[STORED ROWS]
____________
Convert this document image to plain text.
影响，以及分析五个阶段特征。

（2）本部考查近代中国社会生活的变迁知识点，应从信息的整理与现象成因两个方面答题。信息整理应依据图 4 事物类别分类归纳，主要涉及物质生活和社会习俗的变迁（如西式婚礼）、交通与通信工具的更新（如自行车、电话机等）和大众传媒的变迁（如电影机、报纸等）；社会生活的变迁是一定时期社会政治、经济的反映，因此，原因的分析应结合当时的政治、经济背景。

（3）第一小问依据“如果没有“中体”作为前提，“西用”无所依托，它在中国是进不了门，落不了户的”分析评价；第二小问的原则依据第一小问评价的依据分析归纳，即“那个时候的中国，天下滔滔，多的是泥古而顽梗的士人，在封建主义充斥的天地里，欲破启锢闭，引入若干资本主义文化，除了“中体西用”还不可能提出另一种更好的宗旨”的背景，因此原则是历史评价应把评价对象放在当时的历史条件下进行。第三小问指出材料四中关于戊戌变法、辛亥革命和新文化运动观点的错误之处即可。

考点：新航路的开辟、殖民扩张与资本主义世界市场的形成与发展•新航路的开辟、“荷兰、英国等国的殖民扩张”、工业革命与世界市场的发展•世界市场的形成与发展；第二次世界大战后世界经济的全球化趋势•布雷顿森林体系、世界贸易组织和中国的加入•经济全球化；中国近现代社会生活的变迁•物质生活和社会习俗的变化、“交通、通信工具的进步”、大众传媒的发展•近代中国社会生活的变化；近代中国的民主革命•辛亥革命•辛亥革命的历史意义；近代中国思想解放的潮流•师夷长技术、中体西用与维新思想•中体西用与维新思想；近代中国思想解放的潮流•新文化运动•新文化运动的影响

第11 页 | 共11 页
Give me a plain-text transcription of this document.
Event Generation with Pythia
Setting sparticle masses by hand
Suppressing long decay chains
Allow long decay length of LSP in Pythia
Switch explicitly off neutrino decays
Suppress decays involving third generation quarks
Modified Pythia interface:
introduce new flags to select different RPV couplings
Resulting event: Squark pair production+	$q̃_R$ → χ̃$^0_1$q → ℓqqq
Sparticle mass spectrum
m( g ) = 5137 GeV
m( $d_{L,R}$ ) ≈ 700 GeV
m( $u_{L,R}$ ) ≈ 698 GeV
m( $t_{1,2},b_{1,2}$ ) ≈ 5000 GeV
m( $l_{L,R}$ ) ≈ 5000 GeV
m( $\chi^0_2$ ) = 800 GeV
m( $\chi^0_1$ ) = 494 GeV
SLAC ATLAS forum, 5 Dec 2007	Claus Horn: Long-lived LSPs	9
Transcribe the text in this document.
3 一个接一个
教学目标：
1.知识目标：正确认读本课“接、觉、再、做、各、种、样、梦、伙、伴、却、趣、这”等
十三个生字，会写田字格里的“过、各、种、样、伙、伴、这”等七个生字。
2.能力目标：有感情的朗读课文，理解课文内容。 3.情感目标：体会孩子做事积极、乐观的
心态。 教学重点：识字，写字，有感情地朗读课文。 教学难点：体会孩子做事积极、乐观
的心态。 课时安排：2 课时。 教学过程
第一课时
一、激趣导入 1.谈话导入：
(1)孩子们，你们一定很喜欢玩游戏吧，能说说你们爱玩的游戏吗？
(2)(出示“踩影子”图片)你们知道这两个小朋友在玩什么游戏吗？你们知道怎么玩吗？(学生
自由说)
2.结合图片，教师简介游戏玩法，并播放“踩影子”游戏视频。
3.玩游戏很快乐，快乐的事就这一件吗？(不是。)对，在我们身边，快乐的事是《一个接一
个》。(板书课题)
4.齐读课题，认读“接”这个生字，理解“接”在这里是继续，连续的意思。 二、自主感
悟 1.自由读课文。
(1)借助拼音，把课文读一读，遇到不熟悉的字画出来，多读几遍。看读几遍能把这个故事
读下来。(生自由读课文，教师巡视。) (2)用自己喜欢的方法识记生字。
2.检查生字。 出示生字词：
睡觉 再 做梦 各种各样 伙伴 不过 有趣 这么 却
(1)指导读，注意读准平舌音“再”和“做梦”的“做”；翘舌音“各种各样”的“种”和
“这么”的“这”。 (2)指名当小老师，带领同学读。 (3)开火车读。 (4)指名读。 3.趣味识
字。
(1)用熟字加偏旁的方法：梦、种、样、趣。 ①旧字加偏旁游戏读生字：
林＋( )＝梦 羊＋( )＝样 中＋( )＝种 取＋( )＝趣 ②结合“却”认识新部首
____________
[WHAT YOU SHOULD DO] All entries shown above should be printed again exactly.

[WRITTEN ANSWER]
Convert this document image to plain text.
影响，以及分析五个阶段特征。

（2）本部考查近代中国社会生活的变迁知识点，应从信息的整理与现象成因两个方面答题。信息整理应依据图 4 事物类别分类归纳，主要涉及物质生活和社会习俗的变迁（如西式婚礼）、交通与通信工具的更新（如自行车、电话机等）和大众传媒的变迁（如电影机、报纸等）；社会生活的变迁是一定时期社会政治、经济的反映，因此，原因的分析应结合当时的政治、经济背景。

（3）第一小问依据“如果没有“中体”作为前提，“西用”无所依托，它在中国是进不了门，落不了户的”分析评价；第二小问的原则依据第一小问评价的依据分析归纳，即“那个时候的中国，天下滔滔，多的是泥古而顽梗的士人，在封建主义充斥的天地里，欲破启锢闭，引入若干资本主义文化，除了“中体西用”还不可能提出另一种更好的宗旨”的背景，因此原则是历史评价应把评价对象放在当时的历史条件下进行。第三小问指出材料四中关于戊戌变法、辛亥革命和新文化运动观点的错误之处即可。

考点：新航路的开辟、殖民扩张与资本主义世界市场的形成与发展•新航路的开辟、“荷兰、英国等国的殖民扩张”、工业革命与世界市场的发展•世界市场的形成与发展；第二次世界大战后世界经济的全球化趋势•布雷顿森林体系、世界贸易组织和中国的加入•经济全球化；中国近现代社会生活的变迁•物质生活和社会习俗的变化、“交通、通信工具的进步”、大众传媒的发展•近代中国社会生活的变化；近代中国的民主革命•辛亥革命•辛亥革命的历史意义；近代中国思想解放的潮流•师夷长技术、中体西用与维新思想•中体西用与维新思想；近代中国思想解放的潮流•新文化运动•新文化运动的影响

第11 页 | 共11 页
Give me a plain-text transcription of this document.
Event Generation with Pythia
Setting sparticle masses by hand
Suppressing long decay chains
Allow long decay length of LSP in Pythia
Switch explicitly off neutrino decays
Suppress decays involving third generation quarks
Modified Pythia interface:
introduce new flags to select different RPV couplings
Resulting event: Squark pair production+	$q̃_R$ → χ̃$^0_1$q → ℓqqq
Sparticle mass spectrum
m( g ) = 5137 GeV
m( $d_{L,R}$ ) ≈ 700 GeV
m( $u_{L,R}$ ) ≈ 698 GeV
m( $t_{1,2},b_{1,2}$ ) ≈ 5000 GeV
m( $l_{L,R}$ ) ≈ 5000 GeV
m( $\chi^0_2$ ) = 800 GeV
m( $\chi^0_1$ ) = 494 GeV
SLAC ATLAS forum, 5 Dec 2007	Claus Horn: Long-lived LSPs	9
Transcribe the text in this document.
3 一个接一个
教学目标：
1.知识目标：正确认读本课“接、觉、再、做、各、种、样、梦、伙、伴、却、趣、这”等
十三个生字，会写田字格里的“过、各、种、样、伙、伴、这”等七个生字。
2.能力目标：有感情的朗读课文，理解课文内容。 3.情感目标：体会孩子做事积极、乐观的
心态。 教学重点：识字，写字，有感情地朗读课文。 教学难点：体会孩子做事积极、乐观
的心态。 课时安排：2 课时。 教学过程
第一课时
一、激趣导入 1.谈话导入：
(1)孩子们，你们一定很喜欢玩游戏吧，能说说你们爱玩的游戏吗？
(2)(出示“踩影子”图片)你们知道这两个小朋友在玩什么游戏吗？你们知道怎么玩吗？(学生
自由说)
2.结合图片，教师简介游戏玩法，并播放“踩影子”游戏视频。
3.玩游戏很快乐，快乐的事就这一件吗？(不是。)对，在我们身边，快乐的事是《一个接一
个》。(板书课题)
4.齐读课题，认读“接”这个生字，理解“接”在这里是继续，连续的意思。 二、自主感
悟 1.自由读课文。
(1)借助拼音，把课文读一读，遇到不熟悉的字画出来，多读几遍。看读几遍能把这个故事
读下来。(生自由读课文，教师巡视。) (2)用自己喜欢的方法识记生字。
2.检查生字。 出示生字词：
睡觉 再 做梦 各种各样 伙伴 不过 有趣 这么 却
(1)指导读，注意读准平舌音“再”和“做梦”的“做”；翘舌音“各种各样”的“种”和
“这么”的“这”。 (2)指名当小老师，带领同学读。 (3)开火车读。 (4)指名读。 3.趣味识
字。
(1)用熟字加偏旁的方法：梦、种、样、趣。 ①旧字加偏旁游戏读生字：
林＋( )＝梦 羊＋( )＝样 中＋( )＝种 取＋( )＝趣 ②结合“却”认识新部首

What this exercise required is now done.